→ Stated exercise
Set down all of the data exactly as it appears.

Recorded data
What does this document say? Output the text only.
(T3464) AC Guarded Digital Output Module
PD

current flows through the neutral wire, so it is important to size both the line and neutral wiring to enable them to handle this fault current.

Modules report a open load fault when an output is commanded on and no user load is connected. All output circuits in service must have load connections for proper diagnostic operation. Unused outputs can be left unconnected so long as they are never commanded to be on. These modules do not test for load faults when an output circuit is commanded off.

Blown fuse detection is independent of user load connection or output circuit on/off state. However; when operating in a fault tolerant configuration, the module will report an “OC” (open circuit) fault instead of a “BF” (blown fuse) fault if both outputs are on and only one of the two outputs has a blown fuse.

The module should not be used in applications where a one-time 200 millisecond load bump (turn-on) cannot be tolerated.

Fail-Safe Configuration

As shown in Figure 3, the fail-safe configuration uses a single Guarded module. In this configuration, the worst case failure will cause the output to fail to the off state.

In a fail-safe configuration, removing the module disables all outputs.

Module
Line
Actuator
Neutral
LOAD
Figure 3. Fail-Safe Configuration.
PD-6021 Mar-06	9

→ Result for this exercise
What does this document say? Output the text only.
(T3464) AC Guarded Digital Output Module
PD

current flows through the neutral wire, so it is important to size both the line and neutral wiring to enable them to handle this fault current.

Modules report a open load fault when an output is commanded on and no user load is connected. All output circuits in service must have load connections for proper diagnostic operation. Unused outputs can be left unconnected so long as they are never commanded to be on. These modules do not test for load faults when an output circuit is commanded off.

Blown fuse detection is independent of user load connection or output circuit on/off state. However; when operating in a fault tolerant configuration, the module will report an “OC” (open circuit) fault instead of a “BF” (blown fuse) fault if both outputs are on and only one of the two outputs has a blown fuse.

The module should not be used in applications where a one-time 200 millisecond load bump (turn-on) cannot be tolerated.

Fail-Safe Configuration

As shown in Figure 3, the fail-safe configuration uses a single Guarded module. In this configuration, the worst case failure will cause the output to fail to the off state.

In a fail-safe configuration, removing the module disables all outputs.

Module
Line
Actuator
Neutral
LOAD
Figure 3. Fail-Safe Configuration.
PD-6021 Mar-06	9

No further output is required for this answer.